AVAILABLE DATA:
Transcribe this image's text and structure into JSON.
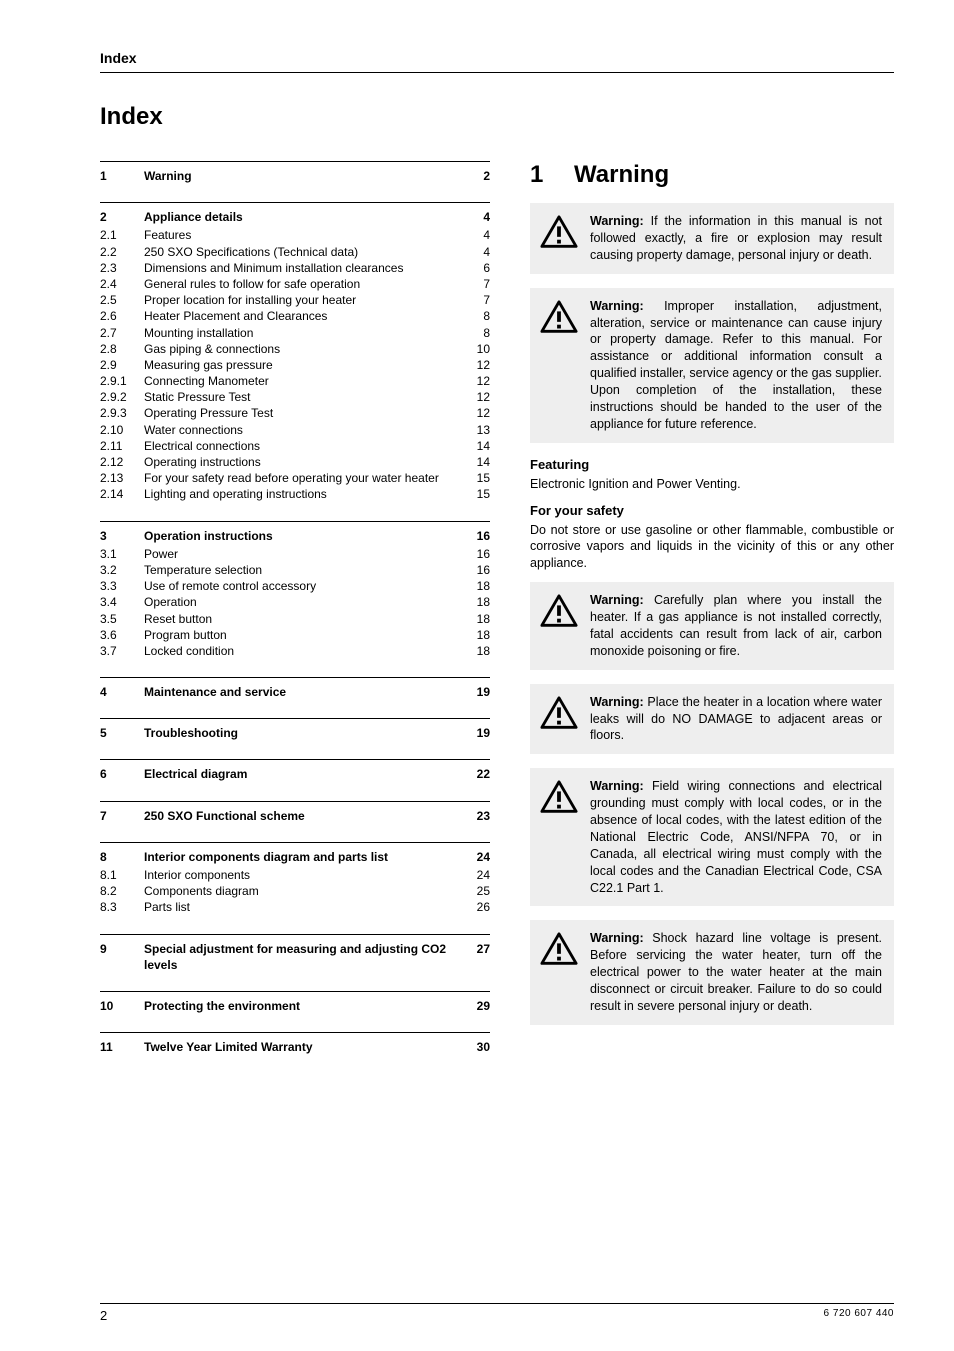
{
  "header": {
    "section": "Index"
  },
  "title": "Index",
  "toc": [
    {
      "head": {
        "num": "1",
        "label": "Warning",
        "page": "2"
      },
      "rows": []
    },
    {
      "head": {
        "num": "2",
        "label": "Appliance details",
        "page": "4"
      },
      "rows": [
        {
          "num": "2.1",
          "label": "Features",
          "page": "4"
        },
        {
          "num": "2.2",
          "label": "250 SXO Specifications (Technical data)",
          "page": "4"
        },
        {
          "num": "2.3",
          "label": "Dimensions and Minimum installation clearances",
          "page": "6"
        },
        {
          "num": "2.4",
          "label": "General rules to follow for safe operation",
          "page": "7"
        },
        {
          "num": "2.5",
          "label": "Proper location for installing your heater",
          "page": "7"
        },
        {
          "num": "2.6",
          "label": "Heater Placement and Clearances",
          "page": "8"
        },
        {
          "num": "2.7",
          "label": "Mounting installation",
          "page": "8"
        },
        {
          "num": "2.8",
          "label": "Gas piping & connections",
          "page": "10"
        },
        {
          "num": "2.9",
          "label": "Measuring gas pressure",
          "page": "12"
        },
        {
          "num": "2.9.1",
          "label": "Connecting Manometer",
          "page": "12"
        },
        {
          "num": "2.9.2",
          "label": "Static Pressure Test",
          "page": "12"
        },
        {
          "num": "2.9.3",
          "label": "Operating Pressure Test",
          "page": "12"
        },
        {
          "num": "2.10",
          "label": "Water connections",
          "page": "13"
        },
        {
          "num": "2.11",
          "label": "Electrical connections",
          "page": "14"
        },
        {
          "num": "2.12",
          "label": "Operating instructions",
          "page": "14"
        },
        {
          "num": "2.13",
          "label": "For your safety read before operating your water heater",
          "page": "15"
        },
        {
          "num": "2.14",
          "label": "Lighting and operating instructions",
          "page": "15"
        }
      ]
    },
    {
      "head": {
        "num": "3",
        "label": "Operation instructions",
        "page": "16"
      },
      "rows": [
        {
          "num": "3.1",
          "label": "Power",
          "page": "16"
        },
        {
          "num": "3.2",
          "label": "Temperature selection",
          "page": "16"
        },
        {
          "num": "3.3",
          "label": "Use of remote control accessory",
          "page": "18"
        },
        {
          "num": "3.4",
          "label": "Operation",
          "page": "18"
        },
        {
          "num": "3.5",
          "label": "Reset button",
          "page": "18"
        },
        {
          "num": "3.6",
          "label": "Program button",
          "page": "18"
        },
        {
          "num": "3.7",
          "label": "Locked condition",
          "page": "18"
        }
      ]
    },
    {
      "head": {
        "num": "4",
        "label": "Maintenance and service",
        "page": "19"
      },
      "rows": []
    },
    {
      "head": {
        "num": "5",
        "label": "Troubleshooting",
        "page": "19"
      },
      "rows": []
    },
    {
      "head": {
        "num": "6",
        "label": "Electrical diagram",
        "page": "22"
      },
      "rows": []
    },
    {
      "head": {
        "num": "7",
        "label": "250 SXO Functional scheme",
        "page": "23"
      },
      "rows": []
    },
    {
      "head": {
        "num": "8",
        "label": "Interior components diagram and parts list",
        "page": "24"
      },
      "rows": [
        {
          "num": "8.1",
          "label": "Interior components",
          "page": "24"
        },
        {
          "num": "8.2",
          "label": "Components diagram",
          "page": "25"
        },
        {
          "num": "8.3",
          "label": "Parts list",
          "page": "26"
        }
      ]
    },
    {
      "head": {
        "num": "9",
        "label": "Special adjustment for measuring and adjusting CO2 levels",
        "page": "27"
      },
      "rows": []
    },
    {
      "head": {
        "num": "10",
        "label": "Protecting the environment",
        "page": "29"
      },
      "rows": []
    },
    {
      "head": {
        "num": "11",
        "label": "Twelve Year Limited Warranty",
        "page": "30"
      },
      "rows": []
    }
  ],
  "right": {
    "h1": {
      "num": "1",
      "text": "Warning"
    },
    "warnings": [
      {
        "lead": "Warning:",
        "body": " If the information in this manual is not followed exactly, a fire or explosion may result causing property damage, personal injury or death."
      },
      {
        "lead": "Warning:",
        "body": " Improper installation, adjustment, alteration, service or maintenance can cause injury or property damage. Refer to this manual. For assistance or additional information consult a qualified installer, service agency or the gas supplier.\nUpon completion of the installation, these instructions should be handed to the user of the appliance for future reference."
      }
    ],
    "featuring": {
      "head": "Featuring",
      "text": "Electronic Ignition and Power Venting."
    },
    "safety": {
      "head": "For your safety",
      "text": "Do not store or use gasoline or other flammable, combustible or corrosive vapors and liquids in the vicinity of this or any other appliance."
    },
    "warnings2": [
      {
        "lead": "Warning:",
        "body": " Carefully plan where you install the heater. If a gas appliance is not installed correctly, fatal accidents can result from lack of air, carbon monoxide poisoning or fire."
      },
      {
        "lead": "Warning:",
        "body": " Place the heater in a location where water leaks will do NO DAMAGE to adjacent areas or floors."
      },
      {
        "lead": "Warning:",
        "body": " Field wiring connections and electrical grounding must comply with local codes, or in the absence of local codes, with the latest edition of the National Electric Code, ANSI/NFPA 70, or in Canada, all electrical wiring must comply with the local codes and the Canadian Electrical Code, CSA C22.1 Part 1."
      },
      {
        "lead": "Warning:",
        "body": " Shock hazard line voltage is present. Before servicing the water heater, turn off the electrical power to the water heater at the main disconnect or circuit breaker. Failure to do so could result in severe personal injury or death."
      }
    ]
  },
  "footer": {
    "page": "2",
    "doc": "6 720 607 440"
  },
  "style": {
    "bg": "#ffffff",
    "text": "#000000",
    "gray": "#eeeeee",
    "font_body": 12.5,
    "font_title": 24,
    "font_header": 14,
    "font_footer_page": 13,
    "font_footer_doc": 10
  }
}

WORK TO COMPLETE:
Search the records above for "installation". Copy each line where it is found.

RESPONSE:
          "label": "Dimensions and Minimum installation clearances",
          "label": "Mounting installation",
        "body": " Improper installation, adjustment, alteration, service or maintenance can cause injury or property damage. Refer to this manual. For assistance or additional information consult a qualified installer, service agency or the gas supplier.\nUpon completion of the installation, these instructions should be handed to the user of the appliance for future reference."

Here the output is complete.